═════ Provided records
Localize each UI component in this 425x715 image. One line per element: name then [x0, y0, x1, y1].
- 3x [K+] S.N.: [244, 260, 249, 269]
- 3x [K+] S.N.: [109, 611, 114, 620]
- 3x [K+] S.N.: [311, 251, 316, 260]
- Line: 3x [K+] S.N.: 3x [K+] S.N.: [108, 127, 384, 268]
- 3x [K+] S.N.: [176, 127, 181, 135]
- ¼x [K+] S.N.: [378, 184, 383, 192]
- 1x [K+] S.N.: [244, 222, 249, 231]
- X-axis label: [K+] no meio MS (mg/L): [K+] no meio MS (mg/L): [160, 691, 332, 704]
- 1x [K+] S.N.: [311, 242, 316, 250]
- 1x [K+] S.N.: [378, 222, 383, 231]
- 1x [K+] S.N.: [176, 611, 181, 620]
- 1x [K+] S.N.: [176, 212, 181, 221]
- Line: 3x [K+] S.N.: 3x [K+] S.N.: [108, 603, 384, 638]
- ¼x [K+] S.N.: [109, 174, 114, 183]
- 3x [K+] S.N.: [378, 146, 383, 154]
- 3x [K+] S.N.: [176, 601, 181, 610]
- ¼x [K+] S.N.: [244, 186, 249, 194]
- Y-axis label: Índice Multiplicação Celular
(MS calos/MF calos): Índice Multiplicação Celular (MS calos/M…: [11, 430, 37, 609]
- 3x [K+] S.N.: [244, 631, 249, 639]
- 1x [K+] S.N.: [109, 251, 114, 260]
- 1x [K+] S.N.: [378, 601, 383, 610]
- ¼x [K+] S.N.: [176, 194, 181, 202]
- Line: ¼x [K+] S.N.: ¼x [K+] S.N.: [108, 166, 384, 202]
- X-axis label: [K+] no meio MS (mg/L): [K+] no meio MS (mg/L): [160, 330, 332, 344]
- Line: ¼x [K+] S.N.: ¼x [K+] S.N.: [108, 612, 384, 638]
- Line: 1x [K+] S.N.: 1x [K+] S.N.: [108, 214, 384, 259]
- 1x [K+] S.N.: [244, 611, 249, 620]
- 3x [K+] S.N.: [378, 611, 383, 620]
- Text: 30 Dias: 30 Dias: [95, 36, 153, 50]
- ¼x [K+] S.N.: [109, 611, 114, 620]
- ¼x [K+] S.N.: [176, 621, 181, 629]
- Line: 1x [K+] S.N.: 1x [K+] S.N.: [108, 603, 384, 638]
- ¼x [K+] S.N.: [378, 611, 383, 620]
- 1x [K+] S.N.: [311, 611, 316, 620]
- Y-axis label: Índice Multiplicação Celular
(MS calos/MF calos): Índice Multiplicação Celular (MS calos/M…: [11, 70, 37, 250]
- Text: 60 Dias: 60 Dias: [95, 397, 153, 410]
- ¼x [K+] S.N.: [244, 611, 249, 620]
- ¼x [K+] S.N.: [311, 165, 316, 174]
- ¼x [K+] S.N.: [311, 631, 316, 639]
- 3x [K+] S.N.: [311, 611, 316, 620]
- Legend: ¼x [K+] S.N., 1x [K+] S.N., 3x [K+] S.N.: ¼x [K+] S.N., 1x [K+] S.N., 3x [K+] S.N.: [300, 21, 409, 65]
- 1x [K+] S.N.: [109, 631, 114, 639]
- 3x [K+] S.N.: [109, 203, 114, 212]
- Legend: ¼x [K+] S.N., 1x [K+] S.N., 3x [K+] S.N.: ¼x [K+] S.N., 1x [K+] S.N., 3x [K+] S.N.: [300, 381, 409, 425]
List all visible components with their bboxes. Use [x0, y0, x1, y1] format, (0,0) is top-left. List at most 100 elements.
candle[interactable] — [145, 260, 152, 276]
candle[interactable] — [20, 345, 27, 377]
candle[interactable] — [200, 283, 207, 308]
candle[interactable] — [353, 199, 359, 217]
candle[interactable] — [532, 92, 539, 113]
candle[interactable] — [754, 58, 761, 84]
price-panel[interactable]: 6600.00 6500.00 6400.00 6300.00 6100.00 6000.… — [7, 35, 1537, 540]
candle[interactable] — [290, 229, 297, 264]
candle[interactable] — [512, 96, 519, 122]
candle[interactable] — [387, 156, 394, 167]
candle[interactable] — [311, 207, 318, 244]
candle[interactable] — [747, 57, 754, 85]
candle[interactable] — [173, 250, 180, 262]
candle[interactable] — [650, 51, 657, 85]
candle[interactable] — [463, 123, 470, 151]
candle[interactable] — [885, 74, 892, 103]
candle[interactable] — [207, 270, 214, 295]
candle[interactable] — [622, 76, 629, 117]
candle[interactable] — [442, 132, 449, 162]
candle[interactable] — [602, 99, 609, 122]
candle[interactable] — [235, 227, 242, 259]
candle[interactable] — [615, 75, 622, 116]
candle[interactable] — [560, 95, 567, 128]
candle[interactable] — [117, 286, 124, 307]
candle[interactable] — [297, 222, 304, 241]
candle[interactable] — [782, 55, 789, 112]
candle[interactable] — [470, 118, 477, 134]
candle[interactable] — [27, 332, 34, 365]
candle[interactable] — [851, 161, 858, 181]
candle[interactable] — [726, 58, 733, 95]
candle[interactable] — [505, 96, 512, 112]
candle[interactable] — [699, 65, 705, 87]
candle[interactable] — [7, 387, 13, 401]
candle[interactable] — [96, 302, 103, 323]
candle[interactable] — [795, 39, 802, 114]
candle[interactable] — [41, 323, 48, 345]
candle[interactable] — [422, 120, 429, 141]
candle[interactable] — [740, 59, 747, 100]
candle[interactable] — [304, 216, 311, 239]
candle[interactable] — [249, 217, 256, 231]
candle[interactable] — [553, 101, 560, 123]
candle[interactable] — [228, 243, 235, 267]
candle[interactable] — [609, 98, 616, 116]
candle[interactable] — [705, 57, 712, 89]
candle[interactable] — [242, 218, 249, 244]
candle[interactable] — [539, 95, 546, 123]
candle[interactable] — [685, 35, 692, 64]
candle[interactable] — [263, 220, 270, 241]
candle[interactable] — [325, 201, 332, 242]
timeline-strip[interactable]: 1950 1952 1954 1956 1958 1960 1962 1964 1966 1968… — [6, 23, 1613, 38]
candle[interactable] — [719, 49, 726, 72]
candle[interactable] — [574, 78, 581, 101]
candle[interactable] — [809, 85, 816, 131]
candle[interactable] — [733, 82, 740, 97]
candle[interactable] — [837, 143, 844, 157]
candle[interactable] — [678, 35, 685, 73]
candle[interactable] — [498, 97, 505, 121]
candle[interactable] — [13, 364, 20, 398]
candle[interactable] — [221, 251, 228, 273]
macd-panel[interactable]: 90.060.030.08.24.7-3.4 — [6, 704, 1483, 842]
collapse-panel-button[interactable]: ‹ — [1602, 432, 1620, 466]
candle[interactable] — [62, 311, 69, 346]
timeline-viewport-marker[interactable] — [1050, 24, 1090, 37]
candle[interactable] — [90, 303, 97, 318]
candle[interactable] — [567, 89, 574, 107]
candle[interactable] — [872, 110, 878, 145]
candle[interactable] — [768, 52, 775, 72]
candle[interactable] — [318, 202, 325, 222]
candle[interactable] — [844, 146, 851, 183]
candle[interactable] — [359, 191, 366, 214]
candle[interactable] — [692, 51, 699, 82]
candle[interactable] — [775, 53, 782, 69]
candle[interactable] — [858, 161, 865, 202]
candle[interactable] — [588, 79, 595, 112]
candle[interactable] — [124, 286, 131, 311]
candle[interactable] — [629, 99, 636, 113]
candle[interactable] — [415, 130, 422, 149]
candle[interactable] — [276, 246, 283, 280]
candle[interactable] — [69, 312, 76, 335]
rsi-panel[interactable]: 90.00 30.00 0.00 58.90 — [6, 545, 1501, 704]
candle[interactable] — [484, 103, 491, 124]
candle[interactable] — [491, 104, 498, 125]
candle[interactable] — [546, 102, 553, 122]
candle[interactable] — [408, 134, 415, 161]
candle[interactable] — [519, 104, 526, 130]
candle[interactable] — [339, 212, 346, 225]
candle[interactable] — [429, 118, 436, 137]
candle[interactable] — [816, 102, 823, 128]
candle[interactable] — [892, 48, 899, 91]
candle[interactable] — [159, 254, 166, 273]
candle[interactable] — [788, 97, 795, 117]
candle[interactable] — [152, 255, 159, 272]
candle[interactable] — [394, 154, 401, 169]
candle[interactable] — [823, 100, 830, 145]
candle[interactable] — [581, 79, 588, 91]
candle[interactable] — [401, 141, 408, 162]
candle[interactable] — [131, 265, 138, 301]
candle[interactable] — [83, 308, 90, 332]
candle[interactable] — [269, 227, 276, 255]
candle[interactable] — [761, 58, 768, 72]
══════════
═════ Provided records
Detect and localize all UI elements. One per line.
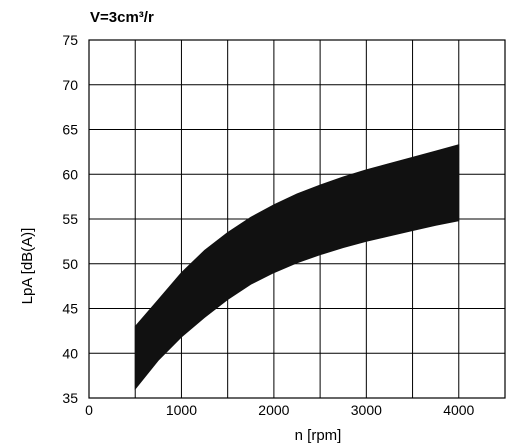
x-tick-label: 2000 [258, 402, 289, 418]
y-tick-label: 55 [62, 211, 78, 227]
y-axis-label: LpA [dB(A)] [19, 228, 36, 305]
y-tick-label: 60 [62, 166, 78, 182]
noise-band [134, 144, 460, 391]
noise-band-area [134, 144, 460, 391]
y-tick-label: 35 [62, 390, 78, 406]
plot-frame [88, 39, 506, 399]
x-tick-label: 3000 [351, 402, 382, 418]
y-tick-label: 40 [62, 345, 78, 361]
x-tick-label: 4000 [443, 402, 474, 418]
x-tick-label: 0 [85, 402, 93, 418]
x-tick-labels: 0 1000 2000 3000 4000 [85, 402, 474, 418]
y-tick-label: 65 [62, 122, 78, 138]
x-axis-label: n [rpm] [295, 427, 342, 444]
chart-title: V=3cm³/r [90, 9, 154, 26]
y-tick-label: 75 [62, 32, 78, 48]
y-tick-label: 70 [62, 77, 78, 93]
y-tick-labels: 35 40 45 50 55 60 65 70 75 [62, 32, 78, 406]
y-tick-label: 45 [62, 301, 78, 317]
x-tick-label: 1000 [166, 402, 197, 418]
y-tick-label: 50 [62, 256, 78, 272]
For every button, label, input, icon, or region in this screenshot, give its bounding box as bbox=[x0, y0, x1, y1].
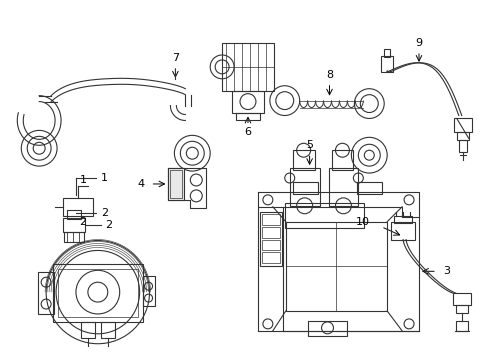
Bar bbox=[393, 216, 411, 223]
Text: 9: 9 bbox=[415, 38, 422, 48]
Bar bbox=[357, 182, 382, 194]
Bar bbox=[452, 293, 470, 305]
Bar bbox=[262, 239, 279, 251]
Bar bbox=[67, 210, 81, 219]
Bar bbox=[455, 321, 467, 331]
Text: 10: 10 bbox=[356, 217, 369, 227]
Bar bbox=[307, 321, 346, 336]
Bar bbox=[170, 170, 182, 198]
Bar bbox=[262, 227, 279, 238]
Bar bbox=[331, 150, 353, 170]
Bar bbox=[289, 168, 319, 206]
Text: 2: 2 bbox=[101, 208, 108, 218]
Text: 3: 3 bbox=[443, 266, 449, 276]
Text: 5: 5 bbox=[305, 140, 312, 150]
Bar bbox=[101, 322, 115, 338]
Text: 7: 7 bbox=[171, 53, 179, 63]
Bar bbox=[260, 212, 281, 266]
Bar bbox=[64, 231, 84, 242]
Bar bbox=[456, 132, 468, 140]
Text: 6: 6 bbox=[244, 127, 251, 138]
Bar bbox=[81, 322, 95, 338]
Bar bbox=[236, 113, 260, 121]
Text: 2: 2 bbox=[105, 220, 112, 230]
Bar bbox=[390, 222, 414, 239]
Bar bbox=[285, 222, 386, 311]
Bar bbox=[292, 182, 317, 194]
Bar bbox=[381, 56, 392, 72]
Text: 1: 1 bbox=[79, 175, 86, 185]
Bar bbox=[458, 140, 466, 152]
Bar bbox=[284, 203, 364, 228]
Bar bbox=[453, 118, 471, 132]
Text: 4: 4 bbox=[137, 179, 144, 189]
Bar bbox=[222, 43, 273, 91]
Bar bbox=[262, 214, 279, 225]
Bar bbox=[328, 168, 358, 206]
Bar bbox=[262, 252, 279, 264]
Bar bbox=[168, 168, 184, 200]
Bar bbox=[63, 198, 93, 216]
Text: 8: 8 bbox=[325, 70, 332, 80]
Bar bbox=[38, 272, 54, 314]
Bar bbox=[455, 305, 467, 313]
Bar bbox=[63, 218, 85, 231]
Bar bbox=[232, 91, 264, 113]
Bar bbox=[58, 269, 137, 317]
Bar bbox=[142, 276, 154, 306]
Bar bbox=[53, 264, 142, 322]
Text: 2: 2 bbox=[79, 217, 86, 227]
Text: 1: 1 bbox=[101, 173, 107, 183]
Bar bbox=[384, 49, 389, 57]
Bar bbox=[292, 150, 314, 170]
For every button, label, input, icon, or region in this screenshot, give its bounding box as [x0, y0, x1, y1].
══════════
→ **Task directions**
Copy out the lines in the records above word for word, starting at the line that contains "Localize each UI" and ending at the line that contains "- 1x [K+] S.N.: [311, 242, 316, 250]".

→ **Correct output**
Localize each UI component in this 425x715 image. One line per element: name then [x0, y0, x1, y1].
- 3x [K+] S.N.: [244, 260, 249, 269]
- 3x [K+] S.N.: [109, 611, 114, 620]
- 3x [K+] S.N.: [311, 251, 316, 260]
- Line: 3x [K+] S.N.: 3x [K+] S.N.: [108, 127, 384, 268]
- 3x [K+] S.N.: [176, 127, 181, 135]
- ¼x [K+] S.N.: [378, 184, 383, 192]
- 1x [K+] S.N.: [244, 222, 249, 231]
- X-axis label: [K+] no meio MS (mg/L): [K+] no meio MS (mg/L): [160, 691, 332, 704]
- 1x [K+] S.N.: [311, 242, 316, 250]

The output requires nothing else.